Data items:
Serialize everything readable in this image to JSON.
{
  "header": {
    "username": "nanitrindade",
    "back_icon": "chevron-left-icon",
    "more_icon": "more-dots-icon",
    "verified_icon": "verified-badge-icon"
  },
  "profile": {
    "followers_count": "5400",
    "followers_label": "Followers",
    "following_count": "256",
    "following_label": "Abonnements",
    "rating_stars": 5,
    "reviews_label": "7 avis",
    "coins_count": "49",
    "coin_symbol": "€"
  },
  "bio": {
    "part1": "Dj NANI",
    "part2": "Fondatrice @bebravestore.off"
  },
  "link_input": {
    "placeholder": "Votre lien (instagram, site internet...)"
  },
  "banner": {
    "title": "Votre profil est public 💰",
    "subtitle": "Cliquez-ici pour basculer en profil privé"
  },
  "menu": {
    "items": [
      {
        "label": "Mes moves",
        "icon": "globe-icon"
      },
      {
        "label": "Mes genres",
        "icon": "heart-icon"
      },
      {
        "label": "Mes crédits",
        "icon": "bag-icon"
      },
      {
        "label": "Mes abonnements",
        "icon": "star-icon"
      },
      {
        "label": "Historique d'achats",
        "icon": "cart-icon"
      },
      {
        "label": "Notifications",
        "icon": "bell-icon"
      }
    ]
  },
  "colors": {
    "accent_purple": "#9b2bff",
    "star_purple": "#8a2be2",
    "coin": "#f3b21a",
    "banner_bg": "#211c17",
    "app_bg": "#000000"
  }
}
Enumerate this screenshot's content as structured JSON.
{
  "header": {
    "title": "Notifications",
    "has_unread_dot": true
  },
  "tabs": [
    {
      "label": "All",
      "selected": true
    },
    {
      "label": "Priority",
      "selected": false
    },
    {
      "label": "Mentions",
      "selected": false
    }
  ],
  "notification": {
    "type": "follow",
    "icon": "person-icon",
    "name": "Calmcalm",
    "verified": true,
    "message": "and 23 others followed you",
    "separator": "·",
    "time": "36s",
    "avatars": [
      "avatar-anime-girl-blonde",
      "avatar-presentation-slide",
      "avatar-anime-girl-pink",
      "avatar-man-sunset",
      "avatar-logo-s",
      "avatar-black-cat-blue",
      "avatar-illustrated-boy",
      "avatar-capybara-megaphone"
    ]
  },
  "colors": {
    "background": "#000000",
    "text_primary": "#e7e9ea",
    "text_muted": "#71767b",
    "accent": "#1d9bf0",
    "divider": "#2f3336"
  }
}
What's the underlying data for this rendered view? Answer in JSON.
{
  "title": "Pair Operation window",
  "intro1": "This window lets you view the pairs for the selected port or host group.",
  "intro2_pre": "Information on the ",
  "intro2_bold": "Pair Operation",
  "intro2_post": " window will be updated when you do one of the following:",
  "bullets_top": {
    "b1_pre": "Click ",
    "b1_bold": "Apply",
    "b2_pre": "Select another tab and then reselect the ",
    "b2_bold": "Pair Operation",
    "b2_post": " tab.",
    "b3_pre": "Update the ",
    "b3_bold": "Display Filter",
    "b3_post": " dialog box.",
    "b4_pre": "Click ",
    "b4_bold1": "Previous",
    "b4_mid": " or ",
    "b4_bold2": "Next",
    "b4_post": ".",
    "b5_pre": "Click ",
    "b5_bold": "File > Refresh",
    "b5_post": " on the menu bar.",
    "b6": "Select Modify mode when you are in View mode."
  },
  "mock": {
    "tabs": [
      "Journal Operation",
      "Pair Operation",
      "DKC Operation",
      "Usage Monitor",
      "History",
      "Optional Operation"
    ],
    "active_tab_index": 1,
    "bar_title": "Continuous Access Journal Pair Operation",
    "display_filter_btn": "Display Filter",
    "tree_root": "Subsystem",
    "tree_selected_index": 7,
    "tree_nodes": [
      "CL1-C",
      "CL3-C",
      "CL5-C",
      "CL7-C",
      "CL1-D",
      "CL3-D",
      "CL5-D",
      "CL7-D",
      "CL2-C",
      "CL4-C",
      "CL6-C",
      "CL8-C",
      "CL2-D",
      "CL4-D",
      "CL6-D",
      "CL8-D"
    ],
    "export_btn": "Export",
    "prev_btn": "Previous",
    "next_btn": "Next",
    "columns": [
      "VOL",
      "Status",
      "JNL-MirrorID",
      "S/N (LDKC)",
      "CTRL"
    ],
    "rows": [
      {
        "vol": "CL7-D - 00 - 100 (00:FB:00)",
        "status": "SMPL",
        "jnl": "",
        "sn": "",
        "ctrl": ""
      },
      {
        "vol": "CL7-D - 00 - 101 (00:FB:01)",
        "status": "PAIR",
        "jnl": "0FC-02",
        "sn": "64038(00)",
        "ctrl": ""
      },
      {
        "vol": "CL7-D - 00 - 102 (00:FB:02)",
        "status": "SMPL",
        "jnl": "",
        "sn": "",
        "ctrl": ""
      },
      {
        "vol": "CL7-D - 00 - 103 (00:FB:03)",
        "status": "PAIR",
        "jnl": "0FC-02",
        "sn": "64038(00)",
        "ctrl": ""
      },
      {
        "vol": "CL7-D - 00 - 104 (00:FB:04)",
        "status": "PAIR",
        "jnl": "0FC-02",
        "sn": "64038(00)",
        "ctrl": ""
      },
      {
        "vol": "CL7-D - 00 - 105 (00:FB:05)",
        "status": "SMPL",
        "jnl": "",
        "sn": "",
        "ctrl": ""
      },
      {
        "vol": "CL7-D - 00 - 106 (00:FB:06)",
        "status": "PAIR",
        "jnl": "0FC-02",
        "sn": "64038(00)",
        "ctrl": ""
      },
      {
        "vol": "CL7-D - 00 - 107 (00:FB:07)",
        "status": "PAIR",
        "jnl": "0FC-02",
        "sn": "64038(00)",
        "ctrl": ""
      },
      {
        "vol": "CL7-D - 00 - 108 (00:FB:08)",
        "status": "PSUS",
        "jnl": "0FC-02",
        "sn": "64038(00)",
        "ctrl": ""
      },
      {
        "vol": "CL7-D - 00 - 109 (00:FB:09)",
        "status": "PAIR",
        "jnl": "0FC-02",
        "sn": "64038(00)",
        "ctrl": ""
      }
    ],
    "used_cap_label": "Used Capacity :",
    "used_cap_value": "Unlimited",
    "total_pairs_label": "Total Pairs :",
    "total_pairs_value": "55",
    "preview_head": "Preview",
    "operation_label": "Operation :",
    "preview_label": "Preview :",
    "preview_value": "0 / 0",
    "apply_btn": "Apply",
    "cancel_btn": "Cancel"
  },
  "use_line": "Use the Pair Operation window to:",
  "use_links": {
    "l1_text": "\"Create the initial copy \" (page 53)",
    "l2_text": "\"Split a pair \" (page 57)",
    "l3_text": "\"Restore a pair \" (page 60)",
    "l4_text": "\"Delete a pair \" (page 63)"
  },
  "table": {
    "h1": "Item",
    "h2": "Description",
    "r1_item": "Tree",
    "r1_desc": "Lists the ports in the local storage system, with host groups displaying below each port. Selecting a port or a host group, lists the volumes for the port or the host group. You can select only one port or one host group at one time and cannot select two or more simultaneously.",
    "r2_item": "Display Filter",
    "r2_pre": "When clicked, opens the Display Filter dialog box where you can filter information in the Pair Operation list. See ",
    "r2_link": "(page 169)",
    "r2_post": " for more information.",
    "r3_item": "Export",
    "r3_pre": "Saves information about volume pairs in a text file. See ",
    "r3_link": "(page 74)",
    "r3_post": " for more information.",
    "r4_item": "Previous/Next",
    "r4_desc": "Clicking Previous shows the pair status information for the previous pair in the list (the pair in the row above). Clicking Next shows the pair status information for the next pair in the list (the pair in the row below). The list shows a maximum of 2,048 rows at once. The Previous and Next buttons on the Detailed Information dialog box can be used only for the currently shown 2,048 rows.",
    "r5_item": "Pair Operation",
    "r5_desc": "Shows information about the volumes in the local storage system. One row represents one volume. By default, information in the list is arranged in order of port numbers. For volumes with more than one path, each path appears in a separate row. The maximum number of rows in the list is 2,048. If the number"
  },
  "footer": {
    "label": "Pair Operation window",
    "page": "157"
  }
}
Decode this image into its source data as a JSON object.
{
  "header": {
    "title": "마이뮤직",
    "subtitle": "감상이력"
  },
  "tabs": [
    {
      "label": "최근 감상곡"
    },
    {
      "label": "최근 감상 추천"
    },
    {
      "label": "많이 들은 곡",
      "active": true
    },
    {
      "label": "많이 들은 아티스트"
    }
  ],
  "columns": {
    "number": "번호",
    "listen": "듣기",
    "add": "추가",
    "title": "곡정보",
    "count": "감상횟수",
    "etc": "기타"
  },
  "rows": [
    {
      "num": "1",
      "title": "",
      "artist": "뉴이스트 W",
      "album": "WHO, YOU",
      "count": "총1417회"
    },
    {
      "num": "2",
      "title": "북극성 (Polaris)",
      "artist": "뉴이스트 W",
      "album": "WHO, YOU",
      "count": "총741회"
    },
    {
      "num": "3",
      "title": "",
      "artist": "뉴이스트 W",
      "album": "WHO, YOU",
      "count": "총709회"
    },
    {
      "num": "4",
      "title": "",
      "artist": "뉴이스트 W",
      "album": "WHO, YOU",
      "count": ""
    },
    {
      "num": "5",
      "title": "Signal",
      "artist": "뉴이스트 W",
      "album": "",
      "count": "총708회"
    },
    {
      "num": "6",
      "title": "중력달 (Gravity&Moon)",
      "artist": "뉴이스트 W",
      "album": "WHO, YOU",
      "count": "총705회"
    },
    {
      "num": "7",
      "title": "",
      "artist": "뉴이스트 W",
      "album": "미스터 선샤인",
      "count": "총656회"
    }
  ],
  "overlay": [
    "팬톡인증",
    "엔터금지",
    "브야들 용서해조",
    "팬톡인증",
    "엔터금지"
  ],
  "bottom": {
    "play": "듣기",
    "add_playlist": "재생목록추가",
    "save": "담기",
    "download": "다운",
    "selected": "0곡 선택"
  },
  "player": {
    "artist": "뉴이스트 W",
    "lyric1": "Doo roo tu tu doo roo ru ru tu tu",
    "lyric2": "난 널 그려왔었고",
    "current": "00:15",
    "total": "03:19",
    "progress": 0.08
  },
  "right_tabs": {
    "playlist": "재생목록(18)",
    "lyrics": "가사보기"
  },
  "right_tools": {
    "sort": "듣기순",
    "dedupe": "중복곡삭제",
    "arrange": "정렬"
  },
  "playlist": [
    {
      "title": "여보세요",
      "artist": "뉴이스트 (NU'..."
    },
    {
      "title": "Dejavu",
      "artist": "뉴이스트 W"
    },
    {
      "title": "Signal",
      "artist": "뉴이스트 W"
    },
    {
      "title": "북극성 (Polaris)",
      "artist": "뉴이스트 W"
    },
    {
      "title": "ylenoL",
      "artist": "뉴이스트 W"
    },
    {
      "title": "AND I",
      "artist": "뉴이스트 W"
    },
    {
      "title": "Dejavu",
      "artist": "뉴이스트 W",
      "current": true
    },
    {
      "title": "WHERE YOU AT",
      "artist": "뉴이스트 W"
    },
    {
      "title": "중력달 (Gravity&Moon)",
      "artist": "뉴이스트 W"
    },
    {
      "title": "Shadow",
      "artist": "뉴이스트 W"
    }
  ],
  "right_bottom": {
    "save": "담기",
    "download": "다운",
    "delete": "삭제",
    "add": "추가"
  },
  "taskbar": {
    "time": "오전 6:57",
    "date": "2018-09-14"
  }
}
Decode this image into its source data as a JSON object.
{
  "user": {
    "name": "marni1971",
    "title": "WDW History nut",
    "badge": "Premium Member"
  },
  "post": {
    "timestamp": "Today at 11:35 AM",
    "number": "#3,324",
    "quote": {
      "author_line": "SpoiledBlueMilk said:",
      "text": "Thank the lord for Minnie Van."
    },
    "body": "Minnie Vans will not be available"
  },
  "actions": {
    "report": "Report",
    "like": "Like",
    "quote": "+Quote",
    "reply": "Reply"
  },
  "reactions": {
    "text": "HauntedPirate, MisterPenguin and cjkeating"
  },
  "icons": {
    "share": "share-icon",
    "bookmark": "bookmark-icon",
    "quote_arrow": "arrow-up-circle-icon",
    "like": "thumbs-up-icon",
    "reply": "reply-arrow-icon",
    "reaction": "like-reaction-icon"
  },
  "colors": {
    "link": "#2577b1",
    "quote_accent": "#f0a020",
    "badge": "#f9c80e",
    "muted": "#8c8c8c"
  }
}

What to produce:
Search the records above for "verified". Copy each line where it is found.

The completed task:
    "verified_icon": "verified-badge-icon"
    "verified": true,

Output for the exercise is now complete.